*THE REQUEST*
Copy out each line of the material below with no changes.

[BEGIN ENTRIES SUPPLIED]

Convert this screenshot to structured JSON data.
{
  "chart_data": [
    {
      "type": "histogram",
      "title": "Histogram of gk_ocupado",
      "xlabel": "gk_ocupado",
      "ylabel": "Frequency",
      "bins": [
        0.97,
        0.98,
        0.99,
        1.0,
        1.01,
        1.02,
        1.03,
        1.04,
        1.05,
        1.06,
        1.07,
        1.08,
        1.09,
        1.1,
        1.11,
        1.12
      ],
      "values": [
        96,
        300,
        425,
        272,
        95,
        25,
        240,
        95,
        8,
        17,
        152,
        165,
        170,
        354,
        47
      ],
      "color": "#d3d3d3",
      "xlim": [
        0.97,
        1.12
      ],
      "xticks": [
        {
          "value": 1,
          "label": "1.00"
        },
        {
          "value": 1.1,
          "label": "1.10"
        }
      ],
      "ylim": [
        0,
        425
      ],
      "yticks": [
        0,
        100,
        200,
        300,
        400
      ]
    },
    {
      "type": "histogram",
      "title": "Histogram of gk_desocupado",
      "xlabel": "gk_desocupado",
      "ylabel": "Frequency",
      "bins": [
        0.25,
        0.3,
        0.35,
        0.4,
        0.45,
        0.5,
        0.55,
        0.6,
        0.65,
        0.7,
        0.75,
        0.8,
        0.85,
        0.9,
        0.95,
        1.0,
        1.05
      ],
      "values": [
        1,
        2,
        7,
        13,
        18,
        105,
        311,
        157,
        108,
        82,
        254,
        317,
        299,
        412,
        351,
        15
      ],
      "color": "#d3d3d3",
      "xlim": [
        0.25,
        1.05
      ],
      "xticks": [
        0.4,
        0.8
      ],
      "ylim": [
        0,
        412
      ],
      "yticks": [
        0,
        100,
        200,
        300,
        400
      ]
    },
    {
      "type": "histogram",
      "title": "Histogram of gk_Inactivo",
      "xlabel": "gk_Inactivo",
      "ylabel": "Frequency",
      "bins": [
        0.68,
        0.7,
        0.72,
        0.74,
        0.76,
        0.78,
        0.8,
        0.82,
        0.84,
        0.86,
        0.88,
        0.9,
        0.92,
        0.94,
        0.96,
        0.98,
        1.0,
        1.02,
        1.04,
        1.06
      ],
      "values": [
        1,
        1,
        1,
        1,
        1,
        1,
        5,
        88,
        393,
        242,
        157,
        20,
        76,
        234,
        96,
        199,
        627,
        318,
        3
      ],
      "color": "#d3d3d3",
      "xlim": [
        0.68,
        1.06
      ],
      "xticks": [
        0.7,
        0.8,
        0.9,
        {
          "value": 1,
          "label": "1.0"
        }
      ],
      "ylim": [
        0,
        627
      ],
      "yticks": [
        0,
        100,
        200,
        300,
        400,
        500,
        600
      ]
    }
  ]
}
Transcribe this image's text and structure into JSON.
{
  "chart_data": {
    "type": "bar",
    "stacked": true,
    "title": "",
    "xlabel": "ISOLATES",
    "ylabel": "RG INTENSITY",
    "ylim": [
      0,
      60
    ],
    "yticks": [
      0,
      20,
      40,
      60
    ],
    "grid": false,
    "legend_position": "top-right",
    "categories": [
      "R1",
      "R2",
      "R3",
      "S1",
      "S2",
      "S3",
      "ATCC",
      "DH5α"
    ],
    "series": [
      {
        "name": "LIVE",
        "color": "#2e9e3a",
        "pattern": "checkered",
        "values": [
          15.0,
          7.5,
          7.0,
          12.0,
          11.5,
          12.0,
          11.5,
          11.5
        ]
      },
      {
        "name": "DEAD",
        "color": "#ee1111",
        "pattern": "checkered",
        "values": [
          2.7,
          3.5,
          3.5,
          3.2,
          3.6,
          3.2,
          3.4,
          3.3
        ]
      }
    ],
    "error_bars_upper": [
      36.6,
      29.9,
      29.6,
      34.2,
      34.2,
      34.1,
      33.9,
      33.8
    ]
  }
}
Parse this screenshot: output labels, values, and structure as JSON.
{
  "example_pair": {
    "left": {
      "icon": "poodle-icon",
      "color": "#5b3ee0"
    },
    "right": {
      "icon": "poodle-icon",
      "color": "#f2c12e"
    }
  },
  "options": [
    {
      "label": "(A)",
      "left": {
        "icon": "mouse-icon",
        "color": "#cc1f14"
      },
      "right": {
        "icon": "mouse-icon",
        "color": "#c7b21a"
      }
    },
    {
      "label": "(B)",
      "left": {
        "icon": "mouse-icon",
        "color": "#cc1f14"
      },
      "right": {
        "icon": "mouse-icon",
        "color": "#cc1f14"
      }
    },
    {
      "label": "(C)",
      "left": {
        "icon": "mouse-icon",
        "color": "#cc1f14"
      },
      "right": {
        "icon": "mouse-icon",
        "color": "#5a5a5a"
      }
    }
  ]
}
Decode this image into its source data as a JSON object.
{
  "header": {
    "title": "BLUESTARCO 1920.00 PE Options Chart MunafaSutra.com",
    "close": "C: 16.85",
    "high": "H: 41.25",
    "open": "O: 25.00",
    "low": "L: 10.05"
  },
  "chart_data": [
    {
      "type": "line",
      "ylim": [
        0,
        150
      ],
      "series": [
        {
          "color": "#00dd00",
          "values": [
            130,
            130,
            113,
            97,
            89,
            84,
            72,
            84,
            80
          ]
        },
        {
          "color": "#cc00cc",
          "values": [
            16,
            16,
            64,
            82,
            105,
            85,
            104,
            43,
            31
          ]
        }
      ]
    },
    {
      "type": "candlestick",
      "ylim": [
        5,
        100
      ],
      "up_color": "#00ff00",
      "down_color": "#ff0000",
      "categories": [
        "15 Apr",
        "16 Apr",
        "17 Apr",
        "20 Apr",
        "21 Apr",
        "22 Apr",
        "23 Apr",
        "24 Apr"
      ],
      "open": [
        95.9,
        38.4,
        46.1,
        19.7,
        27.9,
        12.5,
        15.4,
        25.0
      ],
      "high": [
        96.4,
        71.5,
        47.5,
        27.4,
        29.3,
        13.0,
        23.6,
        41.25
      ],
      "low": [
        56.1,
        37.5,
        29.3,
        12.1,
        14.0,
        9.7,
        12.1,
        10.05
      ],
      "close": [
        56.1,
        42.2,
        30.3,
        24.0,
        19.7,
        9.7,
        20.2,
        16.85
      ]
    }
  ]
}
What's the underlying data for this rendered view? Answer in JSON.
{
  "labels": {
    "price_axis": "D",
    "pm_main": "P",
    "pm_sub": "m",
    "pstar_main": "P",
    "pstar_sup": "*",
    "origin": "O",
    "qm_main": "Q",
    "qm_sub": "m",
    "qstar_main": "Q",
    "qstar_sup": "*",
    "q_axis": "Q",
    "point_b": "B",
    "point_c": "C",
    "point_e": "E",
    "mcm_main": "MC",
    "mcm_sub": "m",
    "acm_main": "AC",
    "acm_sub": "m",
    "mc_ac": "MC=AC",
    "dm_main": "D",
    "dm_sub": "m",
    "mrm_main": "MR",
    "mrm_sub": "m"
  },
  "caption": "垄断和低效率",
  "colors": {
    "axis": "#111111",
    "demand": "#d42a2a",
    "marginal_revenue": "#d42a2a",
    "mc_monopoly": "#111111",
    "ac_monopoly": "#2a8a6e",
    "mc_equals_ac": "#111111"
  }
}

[END ENTRIES SUPPLIED]

*SOLUTION*
Convert this screenshot to structured JSON data.
{
  "chart_data": [
    {
      "type": "histogram",
      "title": "Histogram of gk_ocupado",
      "xlabel": "gk_ocupado",
      "ylabel": "Frequency",
      "bins": [
        0.97,
        0.98,
        0.99,
        1.0,
        1.01,
        1.02,
        1.03,
        1.04,
        1.05,
        1.06,
        1.07,
        1.08,
        1.09,
        1.1,
        1.11,
        1.12
      ],
      "values": [
        96,
        300,
        425,
        272,
        95,
        25,
        240,
        95,
        8,
        17,
        152,
        165,
        170,
        354,
        47
      ],
      "color": "#d3d3d3",
      "xlim": [
        0.97,
        1.12
      ],
      "xticks": [
        {
          "value": 1,
          "label": "1.00"
        },
        {
          "value": 1.1,
          "label": "1.10"
        }
      ],
      "ylim": [
        0,
        425
      ],
      "yticks": [
        0,
        100,
        200,
        300,
        400
      ]
    },
    {
      "type": "histogram",
      "title": "Histogram of gk_desocupado",
      "xlabel": "gk_desocupado",
      "ylabel": "Frequency",
      "bins": [
        0.25,
        0.3,
        0.35,
        0.4,
        0.45,
        0.5,
        0.55,
        0.6,
        0.65,
        0.7,
        0.75,
        0.8,
        0.85,
        0.9,
        0.95,
        1.0,
        1.05
      ],
      "values": [
        1,
        2,
        7,
        13,
        18,
        105,
        311,
        157,
        108,
        82,
        254,
        317,
        299,
        412,
        351,
        15
      ],
      "color": "#d3d3d3",
      "xlim": [
        0.25,
        1.05
      ],
      "xticks": [
        0.4,
        0.8
      ],
      "ylim": [
        0,
        412
      ],
      "yticks": [
        0,
        100,
        200,
        300,
        400
      ]
    },
    {
      "type": "histogram",
      "title": "Histogram of gk_Inactivo",
      "xlabel": "gk_Inactivo",
      "ylabel": "Frequency",
      "bins": [
        0.68,
        0.7,
        0.72,
        0.74,
        0.76,
        0.78,
        0.8,
        0.82,
        0.84,
        0.86,
        0.88,
        0.9,
        0.92,
        0.94,
        0.96,
        0.98,
        1.0,
        1.02,
        1.04,
        1.06
      ],
      "values": [
        1,
        1,
        1,
        1,
        1,
        1,
        5,
        88,
        393,
        242,
        157,
        20,
        76,
        234,
        96,
        199,
        627,
        318,
        3
      ],
      "color": "#d3d3d3",
      "xlim": [
        0.68,
        1.06
      ],
      "xticks": [
        0.7,
        0.8,
        0.9,
        {
          "value": 1,
          "label": "1.0"
        }
      ],
      "ylim": [
        0,
        627
      ],
      "yticks": [
        0,
        100,
        200,
        300,
        400,
        500,
        600
      ]
    }
  ]
}
Transcribe this image's text and structure into JSON.
{
  "chart_data": {
    "type": "bar",
    "stacked": true,
    "title": "",
    "xlabel": "ISOLATES",
    "ylabel": "RG INTENSITY",
    "ylim": [
      0,
      60
    ],
    "yticks": [
      0,
      20,
      40,
      60
    ],
    "grid": false,
    "legend_position": "top-right",
    "categories": [
      "R1",
      "R2",
      "R3",
      "S1",
      "S2",
      "S3",
      "ATCC",
      "DH5α"
    ],
    "series": [
      {
        "name": "LIVE",
        "color": "#2e9e3a",
        "pattern": "checkered",
        "values": [
          15.0,
          7.5,
          7.0,
          12.0,
          11.5,
          12.0,
          11.5,
          11.5
        ]
      },
      {
        "name": "DEAD",
        "color": "#ee1111",
        "pattern": "checkered",
        "values": [
          2.7,
          3.5,
          3.5,
          3.2,
          3.6,
          3.2,
          3.4,
          3.3
        ]
      }
    ],
    "error_bars_upper": [
      36.6,
      29.9,
      29.6,
      34.2,
      34.2,
      34.1,
      33.9,
      33.8
    ]
  }
}
Parse this screenshot: output labels, values, and structure as JSON.
{
  "example_pair": {
    "left": {
      "icon": "poodle-icon",
      "color": "#5b3ee0"
    },
    "right": {
      "icon": "poodle-icon",
      "color": "#f2c12e"
    }
  },
  "options": [
    {
      "label": "(A)",
      "left": {
        "icon": "mouse-icon",
        "color": "#cc1f14"
      },
      "right": {
        "icon": "mouse-icon",
        "color": "#c7b21a"
      }
    },
    {
      "label": "(B)",
      "left": {
        "icon": "mouse-icon",
        "color": "#cc1f14"
      },
      "right": {
        "icon": "mouse-icon",
        "color": "#cc1f14"
      }
    },
    {
      "label": "(C)",
      "left": {
        "icon": "mouse-icon",
        "color": "#cc1f14"
      },
      "right": {
        "icon": "mouse-icon",
        "color": "#5a5a5a"
      }
    }
  ]
}
Decode this image into its source data as a JSON object.
{
  "header": {
    "title": "BLUESTARCO 1920.00 PE Options Chart MunafaSutra.com",
    "close": "C: 16.85",
    "high": "H: 41.25",
    "open": "O: 25.00",
    "low": "L: 10.05"
  },
  "chart_data": [
    {
      "type": "line",
      "ylim": [
        0,
        150
      ],
      "series": [
        {
          "color": "#00dd00",
          "values": [
            130,
            130,
            113,
            97,
            89,
            84,
            72,
            84,
            80
          ]
        },
        {
          "color": "#cc00cc",
          "values": [
            16,
            16,
            64,
            82,
            105,
            85,
            104,
            43,
            31
          ]
        }
      ]
    },
    {
      "type": "candlestick",
      "ylim": [
        5,
        100
      ],
      "up_color": "#00ff00",
      "down_color": "#ff0000",
      "categories": [
        "15 Apr",
        "16 Apr",
        "17 Apr",
        "20 Apr",
        "21 Apr",
        "22 Apr",
        "23 Apr",
        "24 Apr"
      ],
      "open": [
        95.9,
        38.4,
        46.1,
        19.7,
        27.9,
        12.5,
        15.4,
        25.0
      ],
      "high": [
        96.4,
        71.5,
        47.5,
        27.4,
        29.3,
        13.0,
        23.6,
        41.25
      ],
      "low": [
        56.1,
        37.5,
        29.3,
        12.1,
        14.0,
        9.7,
        12.1,
        10.05
      ],
      "close": [
        56.1,
        42.2,
        30.3,
        24.0,
        19.7,
        9.7,
        20.2,
        16.85
      ]
    }
  ]
}
What's the underlying data for this rendered view? Answer in JSON.
{
  "labels": {
    "price_axis": "D",
    "pm_main": "P",
    "pm_sub": "m",
    "pstar_main": "P",
    "pstar_sup": "*",
    "origin": "O",
    "qm_main": "Q",
    "qm_sub": "m",
    "qstar_main": "Q",
    "qstar_sup": "*",
    "q_axis": "Q",
    "point_b": "B",
    "point_c": "C",
    "point_e": "E",
    "mcm_main": "MC",
    "mcm_sub": "m",
    "acm_main": "AC",
    "acm_sub": "m",
    "mc_ac": "MC=AC",
    "dm_main": "D",
    "dm_sub": "m",
    "mrm_main": "MR",
    "mrm_sub": "m"
  },
  "caption": "垄断和低效率",
  "colors": {
    "axis": "#111111",
    "demand": "#d42a2a",
    "marginal_revenue": "#d42a2a",
    "mc_monopoly": "#111111",
    "ac_monopoly": "#2a8a6e",
    "mc_equals_ac": "#111111"
  }
}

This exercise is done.